**** Given passage

Division of Signal Functions
Professor: Takehiko Ueyama
Assistant Professor: Naoko Adachi
To develop novel and innovative therapeutics for human diseases, we are studying the pathogenic mechanisms of diseases at the molecular, cellular, and individual levels (using genetically engineered mice and human patients). We are particularly interested in understanding physiological and pathological phenomena by visualization using various methods.
- Unraveling the developmental and maintenance mechanisms of hearing and balance, as well as the challenges for the development of the first drug against hearing loss
- Elucidation of reactive oxygen species (ROS) roles and ROS-related disease mechanism at individual levels
- Elucidation of establishing mechanisms of the laterality in vision, hearing, touch, and pain
- Post-translational protein modification in physiology and pathophysiology
- Development of novel therapeutic agents for brain tumors and neurodegenerative diseases
Our members gather from many fields (medicine, science, agriculture, pharmacy) with different perspectives.
Professor: Hiroshi Harayama
Associate Professor: Akio Nakashima
Assistant Professor: Satoshi Ninagawa
Our laboratory is investigating the molecular mechanisms of cellular processes to adapt cells to environmental changes including physiologically active substances, cellular stresses, and nutrient availability. It is known that abnormalities in those cellular responses are associated with the development of various diseases such as cancer, diabetes, and muscular dystrophy. By analyzing the mechanisms of cellular functions in the following three themes, we aim to elucidate unknown molecular systems that contribute to the pathogenesis of human diseases and promote advanced basic research that will lead to new drug discovery innovations.
1. Molecular mechanism of the TOR signaling pathway
TOR is an evolutionarily conserved protein kinase that was identified as a target protein of rapamycin, an immunosuppressant and anti-cancer drug, and plays pivotal roles in various cellular processes in eukaryotes. We are analyzing various regulatory mechanisms and functions of the TOR signaling pathway at the molecular level.
2. Molecular mechanisms of nutrient sensing
Nutrients such as amino acids and sugars are essential for cells to maintain vital functions. In recent years, it has become clear that cells regulate cellular functions by sensing the alteration of nutritional status using a variety of molecules and signaling mechanisms. We are discovering and analyzing novel nutrient sensing systems and cellular regulatory mechanisms.
3. Protein quality control in the endoplasmic reticulum
The endoplasmic reticulum (ER) is an important organelle where approximately one-third of all proteins are biosynthesized. Membrane proteins and secretory proteins newly synthesized in the ER undergo post-translational modifications such as N-glycosylation and disulfide bond formation, acquire the correct conformation, and are transported to their respective destinations. However, structurally aberrant proteins are returned to the cytoplasm, where they are degraded by the proteasome in the cytosol. Thus, the ER has a sophisticated protein quality control system. Our research focuses on clarifying this molecular mechanism using cultured human cell lines.

********
**** Source material

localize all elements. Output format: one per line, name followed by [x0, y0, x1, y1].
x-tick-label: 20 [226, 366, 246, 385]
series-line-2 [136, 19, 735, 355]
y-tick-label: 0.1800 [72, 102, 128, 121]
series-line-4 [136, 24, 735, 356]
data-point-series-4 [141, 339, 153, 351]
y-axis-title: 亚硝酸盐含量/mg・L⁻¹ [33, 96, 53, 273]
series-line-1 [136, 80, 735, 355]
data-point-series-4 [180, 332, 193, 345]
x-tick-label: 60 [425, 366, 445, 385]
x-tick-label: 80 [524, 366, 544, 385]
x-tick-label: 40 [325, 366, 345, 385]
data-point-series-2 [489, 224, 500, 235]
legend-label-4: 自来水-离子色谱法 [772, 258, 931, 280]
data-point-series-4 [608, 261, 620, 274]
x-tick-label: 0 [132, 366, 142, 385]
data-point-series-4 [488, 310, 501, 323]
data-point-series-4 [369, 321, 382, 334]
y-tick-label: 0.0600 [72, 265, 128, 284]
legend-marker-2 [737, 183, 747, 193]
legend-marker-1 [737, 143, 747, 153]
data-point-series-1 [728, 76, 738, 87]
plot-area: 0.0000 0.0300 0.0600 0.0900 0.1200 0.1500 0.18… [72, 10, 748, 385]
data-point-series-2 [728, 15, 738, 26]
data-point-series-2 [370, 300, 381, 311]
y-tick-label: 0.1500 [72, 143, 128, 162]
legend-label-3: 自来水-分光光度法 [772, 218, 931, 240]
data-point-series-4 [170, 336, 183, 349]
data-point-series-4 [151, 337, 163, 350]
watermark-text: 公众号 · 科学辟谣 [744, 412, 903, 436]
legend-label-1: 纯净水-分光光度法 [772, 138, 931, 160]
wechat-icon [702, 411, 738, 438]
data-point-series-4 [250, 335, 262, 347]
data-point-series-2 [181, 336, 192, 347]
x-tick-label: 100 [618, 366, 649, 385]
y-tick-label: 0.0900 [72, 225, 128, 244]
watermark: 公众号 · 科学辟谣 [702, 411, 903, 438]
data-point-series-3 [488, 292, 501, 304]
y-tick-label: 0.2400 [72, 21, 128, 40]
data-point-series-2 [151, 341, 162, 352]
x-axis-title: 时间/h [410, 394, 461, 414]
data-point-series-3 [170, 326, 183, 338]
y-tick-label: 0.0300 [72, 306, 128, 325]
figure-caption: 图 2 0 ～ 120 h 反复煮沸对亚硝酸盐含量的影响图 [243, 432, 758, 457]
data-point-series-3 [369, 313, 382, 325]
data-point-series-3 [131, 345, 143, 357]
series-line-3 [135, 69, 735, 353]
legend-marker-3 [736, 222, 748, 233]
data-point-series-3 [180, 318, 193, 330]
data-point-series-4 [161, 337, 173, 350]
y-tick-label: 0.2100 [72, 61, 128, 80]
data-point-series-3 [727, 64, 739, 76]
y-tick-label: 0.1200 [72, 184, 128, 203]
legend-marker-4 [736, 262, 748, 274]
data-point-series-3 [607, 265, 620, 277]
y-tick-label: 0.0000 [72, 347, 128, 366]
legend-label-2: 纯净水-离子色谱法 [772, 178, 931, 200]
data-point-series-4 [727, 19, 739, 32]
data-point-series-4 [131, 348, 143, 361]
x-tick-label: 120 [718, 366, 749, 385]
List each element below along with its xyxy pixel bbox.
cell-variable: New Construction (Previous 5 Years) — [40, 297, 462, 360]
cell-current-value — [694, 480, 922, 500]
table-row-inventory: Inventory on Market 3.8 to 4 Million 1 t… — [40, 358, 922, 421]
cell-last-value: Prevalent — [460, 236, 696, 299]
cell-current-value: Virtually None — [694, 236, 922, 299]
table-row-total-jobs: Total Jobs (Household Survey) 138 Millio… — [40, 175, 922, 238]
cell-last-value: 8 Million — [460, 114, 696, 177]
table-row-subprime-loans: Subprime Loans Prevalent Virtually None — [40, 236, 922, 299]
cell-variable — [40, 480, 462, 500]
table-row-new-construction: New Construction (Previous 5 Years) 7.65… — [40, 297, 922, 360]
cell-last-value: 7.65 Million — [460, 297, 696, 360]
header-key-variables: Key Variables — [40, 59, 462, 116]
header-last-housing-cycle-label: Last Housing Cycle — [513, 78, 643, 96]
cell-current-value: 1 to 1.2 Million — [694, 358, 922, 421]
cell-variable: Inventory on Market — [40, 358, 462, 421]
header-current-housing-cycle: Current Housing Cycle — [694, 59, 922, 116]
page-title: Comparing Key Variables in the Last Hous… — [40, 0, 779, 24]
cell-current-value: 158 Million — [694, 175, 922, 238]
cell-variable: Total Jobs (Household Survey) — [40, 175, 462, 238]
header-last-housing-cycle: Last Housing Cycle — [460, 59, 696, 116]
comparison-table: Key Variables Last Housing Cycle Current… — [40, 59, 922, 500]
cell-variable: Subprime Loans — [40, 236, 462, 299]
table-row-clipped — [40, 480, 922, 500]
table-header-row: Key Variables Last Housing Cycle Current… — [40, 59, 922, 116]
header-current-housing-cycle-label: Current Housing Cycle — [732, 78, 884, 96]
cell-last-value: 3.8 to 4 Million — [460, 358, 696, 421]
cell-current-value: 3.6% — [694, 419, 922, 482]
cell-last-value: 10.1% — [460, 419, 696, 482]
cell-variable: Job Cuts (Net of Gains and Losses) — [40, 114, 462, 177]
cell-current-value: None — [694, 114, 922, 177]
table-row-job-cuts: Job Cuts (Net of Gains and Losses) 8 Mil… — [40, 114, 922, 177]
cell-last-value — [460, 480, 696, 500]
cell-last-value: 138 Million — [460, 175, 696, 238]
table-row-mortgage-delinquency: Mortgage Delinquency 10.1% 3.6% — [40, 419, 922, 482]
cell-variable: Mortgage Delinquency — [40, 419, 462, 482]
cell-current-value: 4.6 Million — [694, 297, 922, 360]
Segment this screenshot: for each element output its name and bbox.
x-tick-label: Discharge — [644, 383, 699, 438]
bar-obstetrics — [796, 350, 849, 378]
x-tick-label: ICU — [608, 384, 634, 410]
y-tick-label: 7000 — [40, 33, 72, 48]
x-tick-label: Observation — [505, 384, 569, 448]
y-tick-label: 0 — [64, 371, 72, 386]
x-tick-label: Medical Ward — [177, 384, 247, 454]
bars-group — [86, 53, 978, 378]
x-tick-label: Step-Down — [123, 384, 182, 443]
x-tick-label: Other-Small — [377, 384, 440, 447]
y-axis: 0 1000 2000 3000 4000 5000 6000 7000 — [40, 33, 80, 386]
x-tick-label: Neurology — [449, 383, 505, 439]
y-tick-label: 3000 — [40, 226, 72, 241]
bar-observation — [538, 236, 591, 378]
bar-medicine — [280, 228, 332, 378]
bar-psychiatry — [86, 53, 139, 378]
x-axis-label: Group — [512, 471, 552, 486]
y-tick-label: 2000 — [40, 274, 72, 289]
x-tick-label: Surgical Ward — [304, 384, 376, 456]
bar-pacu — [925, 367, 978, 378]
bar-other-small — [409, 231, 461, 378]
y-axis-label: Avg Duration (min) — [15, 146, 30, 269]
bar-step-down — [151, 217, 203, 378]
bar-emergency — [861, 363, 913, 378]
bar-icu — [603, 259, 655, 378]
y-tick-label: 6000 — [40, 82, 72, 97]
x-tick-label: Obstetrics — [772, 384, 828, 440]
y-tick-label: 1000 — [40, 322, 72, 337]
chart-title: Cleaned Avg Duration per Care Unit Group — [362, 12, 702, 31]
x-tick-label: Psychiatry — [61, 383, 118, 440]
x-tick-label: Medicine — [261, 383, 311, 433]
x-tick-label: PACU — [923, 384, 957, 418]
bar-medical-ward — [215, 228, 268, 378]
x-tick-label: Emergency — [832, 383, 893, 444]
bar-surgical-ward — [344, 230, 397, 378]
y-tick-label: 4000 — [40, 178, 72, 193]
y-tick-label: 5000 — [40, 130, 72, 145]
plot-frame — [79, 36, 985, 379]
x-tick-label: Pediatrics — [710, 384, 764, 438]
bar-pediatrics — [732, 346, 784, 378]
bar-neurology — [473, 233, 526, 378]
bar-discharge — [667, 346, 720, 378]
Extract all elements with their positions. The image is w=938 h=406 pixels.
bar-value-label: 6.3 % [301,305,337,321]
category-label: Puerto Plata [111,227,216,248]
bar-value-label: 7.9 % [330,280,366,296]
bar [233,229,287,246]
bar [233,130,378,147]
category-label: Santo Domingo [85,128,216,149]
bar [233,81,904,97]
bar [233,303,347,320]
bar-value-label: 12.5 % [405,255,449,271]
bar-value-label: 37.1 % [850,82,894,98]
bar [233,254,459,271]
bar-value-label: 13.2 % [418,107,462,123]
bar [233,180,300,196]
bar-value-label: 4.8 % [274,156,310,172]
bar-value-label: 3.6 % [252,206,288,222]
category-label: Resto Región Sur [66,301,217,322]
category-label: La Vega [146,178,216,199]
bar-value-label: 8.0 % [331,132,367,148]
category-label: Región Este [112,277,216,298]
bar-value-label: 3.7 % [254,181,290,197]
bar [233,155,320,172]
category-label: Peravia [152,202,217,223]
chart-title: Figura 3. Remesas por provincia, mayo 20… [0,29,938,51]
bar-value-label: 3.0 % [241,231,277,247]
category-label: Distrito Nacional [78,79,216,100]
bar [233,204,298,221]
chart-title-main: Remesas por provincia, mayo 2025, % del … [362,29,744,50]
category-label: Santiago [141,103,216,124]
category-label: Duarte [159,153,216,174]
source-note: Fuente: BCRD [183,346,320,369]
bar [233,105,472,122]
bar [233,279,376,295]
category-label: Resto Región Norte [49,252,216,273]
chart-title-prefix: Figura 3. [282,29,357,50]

********

» Prompt 1: From the laboratory descriptions, quote the passage starting at "Division of Signal" up to and including "using various methods.".
» Prompt 2: Extend the laboratory descriptions, starting right after their final sentence.

» Answer area 1:
Division of Signal Functions
Professor: Takehiko Ueyama
Assistant Professor: Naoko Adachi
To develop novel and innovative therapeutics for human diseases, we are studying the pathogenic mechanisms of diseases at the molecular, cellular, and individual levels (using genetically engineered mice and human patients). We are particularly interested in understanding physiological and pathological phenomena by visualization using various methods.

» Answer area 2:
Professor: Toshiki Itoh
Associate Professor: Kazuya Tsujita
Assistant Professor: Yuri Nemoto
In our laboratory, we are conducting research focusing on the mechanism of "invasive motility of cancer cells," which makes malignant tumors the most difficult disease. All cell motility phenomena, not just cancer cells, are accompanied by large-scale structural changes in the plasma membrane and the actin cytoskeleton underneath. We are trying to understand this complex phenomenon by focusing on "membrane tension," which is a physical parameter that determines such structural changes in the plasma membrane. The main research contents of the laboratory are focused on:
- Significance of the plasma membrane tension in the behavior of malignant cancer cells,
- Role of membrane tension-sensors, i.e. the F-BAR proteins, in invasive migration of cancer cells,
- Molecular mechanisms that produce tension in the plasma membrane, and
- Elucidation of mechanotransduction mechanism via membrane tension.
As a tool to measure and evaluate the tension applied to the plasma membrane, we use optical tweezers. By measuring the force applied to the membrane by "pinching" and "pulling" the plasma membrane, we discovered that the plasma membrane tension decreases as the cancer cells become malignant. It has also been clarified that the decrease in membrane tension is recognized by the F-BAR proteins, which have both the activities of bending membranes and promoting actin polymerization, triggering cancer invasion.
According to our research, the "physical force" exerted on the plasma membrane and the underpinning actin cytoskeleton presumably functions as a "physical signal" that controls intracellular signal transduction via phosphorylation, ubiquitination, G protein, etc. By focusing on the relationship between "force" and "shape" of cell membranes, we are conducting research with the aim of discovering unprecedented therapeutic strategies.